_Exercise_
Keep the pictures out and restate every record exactly.

_Stored records_
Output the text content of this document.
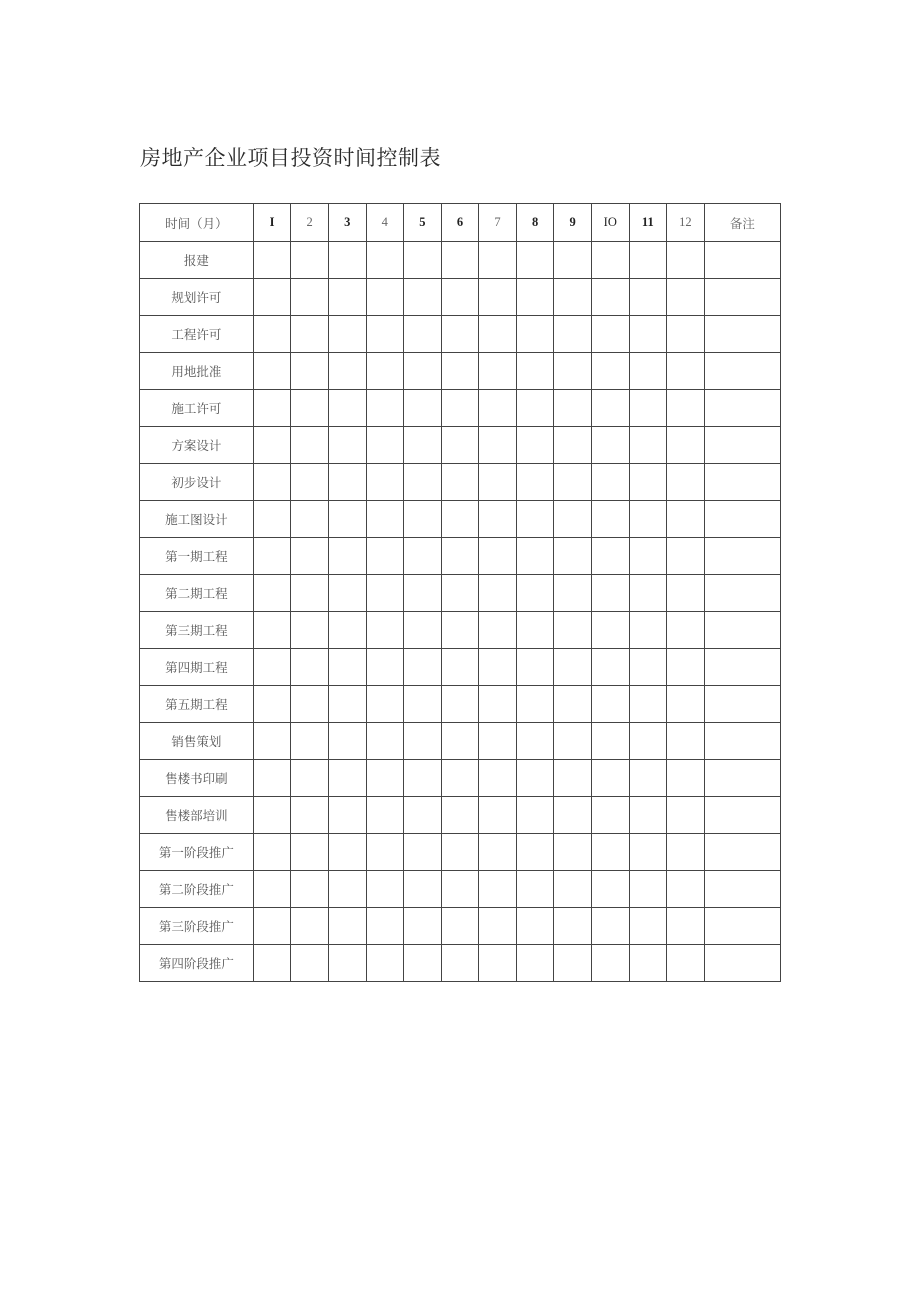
房地产企业项目投资时间控制表
时间（月）	I	2	3	4	5	6	7	8	9	IO	11	12	备注
报建													
规划许可													
工程许可													
用地批准													
施工许可													
方案设计													
初步设计													
施工图设计													
第一期工程													
第二期工程													
第三期工程													
第四期工程													
第五期工程													
销售策划													
售楼书印刷													
售楼部培训													
第一阶段推广													
第二阶段推广													
第三阶段推广													
第四阶段推广													
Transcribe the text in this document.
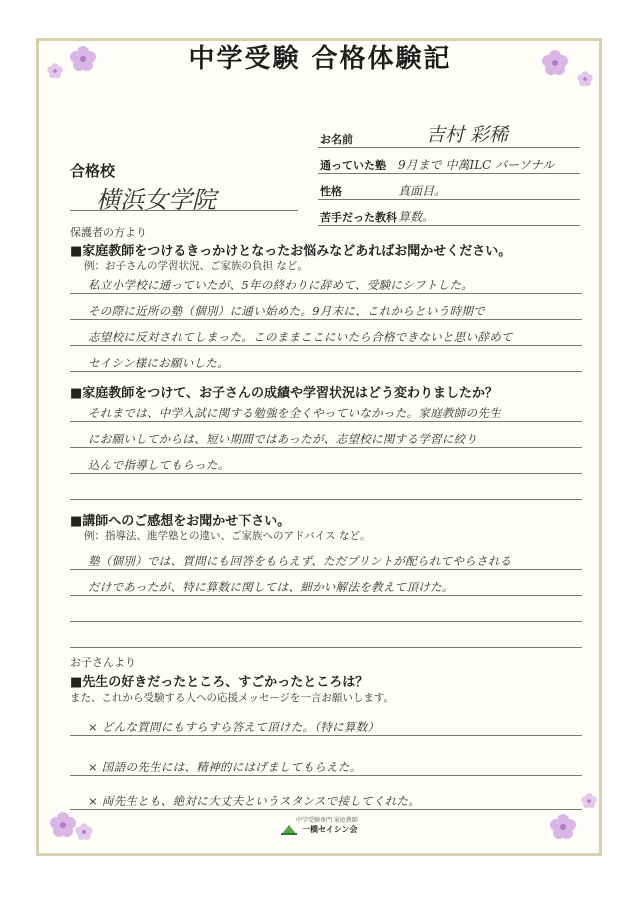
中学受験 合格体験記
お名前	吉村 彩稀
通っていた塾	9月まで 中萬ILC パーソナル
性格	真面目。
苦手だった教科 算数。
合格校
横浜女学院
保護者の方より
■家庭教師をつけるきっかけとなったお悩みなどあればお聞かせください。
例：お子さんの学習状況、ご家族の負担 など。
私立小学校に通っていたが、5年の終わりに辞めて、受験にシフトした。
その際に近所の塾（個別）に通い始めた。9月末に、これからという時期で
志望校に反対されてしまった。このままここにいたら合格できないと思い辞めて
セイシン様にお願いした。
■家庭教師をつけて、お子さんの成績や学習状況はどう変わりましたか？
それまでは、中学入試に関する勉強を全くやっていなかった。家庭教師の先生
にお願いしてからは、短い期間ではあったが、志望校に関する学習に絞り
込んで指導してもらった。
■講師へのご感想をお聞かせ下さい。
例：指導法、進学塾との違い、ご家族へのアドバイス など。
塾（個別）では、質問にも回答をもらえず、ただプリントが配られてやらされる
だけであったが、特に算数に関しては、細かい解法を教えて頂けた。
お子さんより
■先生の好きだったところ、すごかったところは？
また、これから受験する人への応援メッセージを一言お願いします。
× どんな質問にもすらすら答えて頂けた。（特に算数）
× 国語の先生には、精神的にはげましてもらえた。
× 両先生とも、絶対に大丈夫というスタンスで接してくれた。
中学受験専門 家庭教師
一橋セイシン会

_Result_
Output the text content of this document.
房地产企业项目投资时间控制表
时间（月）	I	2	3	4	5	6	7	8	9	IO	11	12	备注
报建													
规划许可													
工程许可													
用地批准													
施工许可													
方案设计													
初步设计													
施工图设计													
第一期工程													
第二期工程													
第三期工程													
第四期工程													
第五期工程													
销售策划													
售楼书印刷													
售楼部培训													
第一阶段推广													
第二阶段推广													
第三阶段推广													
第四阶段推广													
Transcribe the text in this document.
中学受験 合格体験記
お名前	吉村 彩稀
通っていた塾	9月まで 中萬ILC パーソナル
性格	真面目。
苦手だった教科 算数。
合格校
横浜女学院
保護者の方より
■家庭教師をつけるきっかけとなったお悩みなどあればお聞かせください。
例：お子さんの学習状況、ご家族の負担 など。
私立小学校に通っていたが、5年の終わりに辞めて、受験にシフトした。
その際に近所の塾（個別）に通い始めた。9月末に、これからという時期で
志望校に反対されてしまった。このままここにいたら合格できないと思い辞めて
セイシン様にお願いした。
■家庭教師をつけて、お子さんの成績や学習状況はどう変わりましたか？
それまでは、中学入試に関する勉強を全くやっていなかった。家庭教師の先生
にお願いしてからは、短い期間ではあったが、志望校に関する学習に絞り
込んで指導してもらった。
■講師へのご感想をお聞かせ下さい。
例：指導法、進学塾との違い、ご家族へのアドバイス など。
塾（個別）では、質問にも回答をもらえず、ただプリントが配られてやらされる
だけであったが、特に算数に関しては、細かい解法を教えて頂けた。
お子さんより
■先生の好きだったところ、すごかったところは？
また、これから受験する人への応援メッセージを一言お願いします。
× どんな質問にもすらすら答えて頂けた。（特に算数）
× 国語の先生には、精神的にはげましてもらえた。
× 両先生とも、絶対に大丈夫というスタンスで接してくれた。
中学受験専門 家庭教師
一橋セイシン会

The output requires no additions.